#### PROBLEM DESCRIPTION:
Put the rows below into a JSON list of strings, one string per line with blank lines omitted, starting at the first line of the rows and ending at the line that contains "nominal-amount-cell: ۱,۰۰۰,۰۰۰ [324, 96, 395, 129]".

○ ○ ○ ○ ○

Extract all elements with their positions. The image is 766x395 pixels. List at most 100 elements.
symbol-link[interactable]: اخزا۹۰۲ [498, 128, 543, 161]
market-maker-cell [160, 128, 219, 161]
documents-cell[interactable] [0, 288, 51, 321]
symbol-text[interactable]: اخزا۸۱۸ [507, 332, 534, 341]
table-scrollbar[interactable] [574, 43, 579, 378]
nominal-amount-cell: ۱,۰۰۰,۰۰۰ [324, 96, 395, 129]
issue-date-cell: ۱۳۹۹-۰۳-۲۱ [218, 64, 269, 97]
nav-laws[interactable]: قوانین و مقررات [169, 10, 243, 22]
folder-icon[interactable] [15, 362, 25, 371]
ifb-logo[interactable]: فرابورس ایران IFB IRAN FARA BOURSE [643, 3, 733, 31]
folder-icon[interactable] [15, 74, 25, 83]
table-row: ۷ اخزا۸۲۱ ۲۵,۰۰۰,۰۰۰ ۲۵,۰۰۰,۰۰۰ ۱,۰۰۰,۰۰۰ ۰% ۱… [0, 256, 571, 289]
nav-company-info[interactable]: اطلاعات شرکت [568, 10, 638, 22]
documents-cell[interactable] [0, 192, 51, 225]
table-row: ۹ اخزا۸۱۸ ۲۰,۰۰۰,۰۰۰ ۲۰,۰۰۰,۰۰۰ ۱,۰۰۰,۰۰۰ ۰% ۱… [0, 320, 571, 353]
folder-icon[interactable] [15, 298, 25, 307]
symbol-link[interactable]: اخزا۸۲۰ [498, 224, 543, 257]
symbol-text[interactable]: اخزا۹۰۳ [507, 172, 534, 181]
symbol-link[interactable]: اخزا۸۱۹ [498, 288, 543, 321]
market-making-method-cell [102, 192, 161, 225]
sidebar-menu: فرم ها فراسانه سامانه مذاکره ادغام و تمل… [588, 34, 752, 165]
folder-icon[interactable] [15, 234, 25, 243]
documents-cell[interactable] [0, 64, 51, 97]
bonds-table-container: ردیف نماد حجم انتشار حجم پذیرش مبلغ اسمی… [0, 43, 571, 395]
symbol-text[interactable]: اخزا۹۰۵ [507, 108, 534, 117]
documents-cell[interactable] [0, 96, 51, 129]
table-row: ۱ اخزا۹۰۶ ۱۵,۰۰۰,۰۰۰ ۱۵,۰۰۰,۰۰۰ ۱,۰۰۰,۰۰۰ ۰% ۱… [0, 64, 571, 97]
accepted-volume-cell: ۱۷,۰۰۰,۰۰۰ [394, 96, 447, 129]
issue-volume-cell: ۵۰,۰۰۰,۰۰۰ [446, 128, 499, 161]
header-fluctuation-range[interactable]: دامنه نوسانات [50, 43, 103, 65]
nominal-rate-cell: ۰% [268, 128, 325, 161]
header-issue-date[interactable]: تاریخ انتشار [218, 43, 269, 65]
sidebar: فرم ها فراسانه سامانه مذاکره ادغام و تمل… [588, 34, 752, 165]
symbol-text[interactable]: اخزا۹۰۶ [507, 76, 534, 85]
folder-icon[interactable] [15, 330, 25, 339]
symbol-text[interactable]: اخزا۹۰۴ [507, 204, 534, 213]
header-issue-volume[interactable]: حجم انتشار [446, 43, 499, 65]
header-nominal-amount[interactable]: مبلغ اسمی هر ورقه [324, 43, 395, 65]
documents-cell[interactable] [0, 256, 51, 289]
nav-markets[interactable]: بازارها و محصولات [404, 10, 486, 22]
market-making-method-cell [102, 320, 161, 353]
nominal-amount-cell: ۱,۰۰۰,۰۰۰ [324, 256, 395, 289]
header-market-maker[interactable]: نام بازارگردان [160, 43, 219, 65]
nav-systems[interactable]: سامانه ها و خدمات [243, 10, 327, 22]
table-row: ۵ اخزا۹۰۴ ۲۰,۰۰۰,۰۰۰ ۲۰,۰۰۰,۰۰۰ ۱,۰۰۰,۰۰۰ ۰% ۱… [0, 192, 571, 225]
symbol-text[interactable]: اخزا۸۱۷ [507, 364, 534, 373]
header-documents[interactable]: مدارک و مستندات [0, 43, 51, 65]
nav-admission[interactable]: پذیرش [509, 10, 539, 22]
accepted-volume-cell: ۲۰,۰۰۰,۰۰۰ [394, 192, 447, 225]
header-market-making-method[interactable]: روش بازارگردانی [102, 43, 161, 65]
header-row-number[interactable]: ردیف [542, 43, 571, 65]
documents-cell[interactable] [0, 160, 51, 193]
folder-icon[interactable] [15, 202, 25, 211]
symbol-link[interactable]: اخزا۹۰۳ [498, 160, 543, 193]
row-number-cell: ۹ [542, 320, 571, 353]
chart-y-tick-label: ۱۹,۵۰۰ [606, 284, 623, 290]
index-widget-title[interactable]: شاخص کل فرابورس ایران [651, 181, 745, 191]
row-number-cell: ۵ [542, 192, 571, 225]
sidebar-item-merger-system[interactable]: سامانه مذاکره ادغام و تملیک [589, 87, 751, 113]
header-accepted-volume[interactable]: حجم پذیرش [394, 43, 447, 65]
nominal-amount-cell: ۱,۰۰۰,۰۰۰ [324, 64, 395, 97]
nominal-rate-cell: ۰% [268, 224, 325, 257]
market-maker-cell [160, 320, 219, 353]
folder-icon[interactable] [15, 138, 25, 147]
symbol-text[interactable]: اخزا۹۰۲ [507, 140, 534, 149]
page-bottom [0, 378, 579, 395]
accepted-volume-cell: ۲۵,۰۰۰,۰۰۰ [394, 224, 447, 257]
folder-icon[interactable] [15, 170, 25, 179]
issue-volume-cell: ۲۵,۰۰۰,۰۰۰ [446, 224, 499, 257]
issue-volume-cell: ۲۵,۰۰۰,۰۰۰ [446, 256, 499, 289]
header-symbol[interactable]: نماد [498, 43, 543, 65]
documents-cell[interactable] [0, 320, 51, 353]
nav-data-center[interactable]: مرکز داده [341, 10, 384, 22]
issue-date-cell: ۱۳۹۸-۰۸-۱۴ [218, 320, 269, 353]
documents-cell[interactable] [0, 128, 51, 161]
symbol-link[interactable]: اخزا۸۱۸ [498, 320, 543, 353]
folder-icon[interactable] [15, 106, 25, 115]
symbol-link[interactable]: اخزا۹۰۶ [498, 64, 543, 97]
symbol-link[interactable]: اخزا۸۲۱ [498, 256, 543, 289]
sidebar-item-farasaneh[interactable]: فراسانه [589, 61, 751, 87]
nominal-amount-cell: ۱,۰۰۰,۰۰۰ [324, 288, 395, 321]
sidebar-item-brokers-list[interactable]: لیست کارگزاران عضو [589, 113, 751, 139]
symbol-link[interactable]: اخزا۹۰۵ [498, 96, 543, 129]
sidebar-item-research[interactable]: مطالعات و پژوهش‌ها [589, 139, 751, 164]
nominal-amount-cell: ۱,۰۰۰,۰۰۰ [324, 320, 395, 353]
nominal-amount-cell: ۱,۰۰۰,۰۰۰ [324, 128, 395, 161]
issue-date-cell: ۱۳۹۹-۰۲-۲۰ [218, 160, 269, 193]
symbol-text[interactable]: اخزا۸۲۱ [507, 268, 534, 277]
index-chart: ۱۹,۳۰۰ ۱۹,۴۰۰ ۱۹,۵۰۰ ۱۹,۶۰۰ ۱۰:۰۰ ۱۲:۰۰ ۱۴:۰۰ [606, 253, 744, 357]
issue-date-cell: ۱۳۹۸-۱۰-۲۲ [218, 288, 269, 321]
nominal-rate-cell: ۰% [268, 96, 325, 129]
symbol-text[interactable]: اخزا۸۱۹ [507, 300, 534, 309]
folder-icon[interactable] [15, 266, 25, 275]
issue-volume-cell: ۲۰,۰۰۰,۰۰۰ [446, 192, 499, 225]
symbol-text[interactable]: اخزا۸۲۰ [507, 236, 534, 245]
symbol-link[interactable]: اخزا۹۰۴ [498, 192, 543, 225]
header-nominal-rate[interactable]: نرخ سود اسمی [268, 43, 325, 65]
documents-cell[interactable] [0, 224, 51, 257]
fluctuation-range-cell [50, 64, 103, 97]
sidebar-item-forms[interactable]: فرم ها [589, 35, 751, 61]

○ ○ ○ ○ ○

#### PROBLEM SOLUTION:
[
  "Extract all elements with their positions. The image is 766x395 pixels. List at most 100 elements.",
  "symbol-link[interactable]: اخزا۹۰۲ [498, 128, 543, 161]",
  "market-maker-cell [160, 128, 219, 161]",
  "documents-cell[interactable] [0, 288, 51, 321]",
  "symbol-text[interactable]: اخزا۸۱۸ [507, 332, 534, 341]",
  "table-scrollbar[interactable] [574, 43, 579, 378]",
  "nominal-amount-cell: ۱,۰۰۰,۰۰۰ [324, 96, 395, 129]"
]